What you are asked to do =>
Output every entry exactly as written.

___ Provided data

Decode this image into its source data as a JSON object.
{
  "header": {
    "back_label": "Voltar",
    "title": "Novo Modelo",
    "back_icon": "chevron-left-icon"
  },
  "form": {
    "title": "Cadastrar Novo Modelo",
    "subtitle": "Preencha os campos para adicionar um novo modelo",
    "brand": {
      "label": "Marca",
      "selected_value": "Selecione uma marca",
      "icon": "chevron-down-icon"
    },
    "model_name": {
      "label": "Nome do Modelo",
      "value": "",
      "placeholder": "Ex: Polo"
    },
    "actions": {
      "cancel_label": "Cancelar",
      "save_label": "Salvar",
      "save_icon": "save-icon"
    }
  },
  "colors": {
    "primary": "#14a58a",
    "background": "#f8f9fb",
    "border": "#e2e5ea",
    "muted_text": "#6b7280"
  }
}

______

Correct output =>
Decode this image into its source data as a JSON object.
{
  "header": {
    "back_label": "Voltar",
    "title": "Novo Modelo",
    "back_icon": "chevron-left-icon"
  },
  "form": {
    "title": "Cadastrar Novo Modelo",
    "subtitle": "Preencha os campos para adicionar um novo modelo",
    "brand": {
      "label": "Marca",
      "selected_value": "Selecione uma marca",
      "icon": "chevron-down-icon"
    },
    "model_name": {
      "label": "Nome do Modelo",
      "value": "",
      "placeholder": "Ex: Polo"
    },
    "actions": {
      "cancel_label": "Cancelar",
      "save_label": "Salvar",
      "save_icon": "save-icon"
    }
  },
  "colors": {
    "primary": "#14a58a",
    "background": "#f8f9fb",
    "border": "#e2e5ea",
    "muted_text": "#6b7280"
  }
}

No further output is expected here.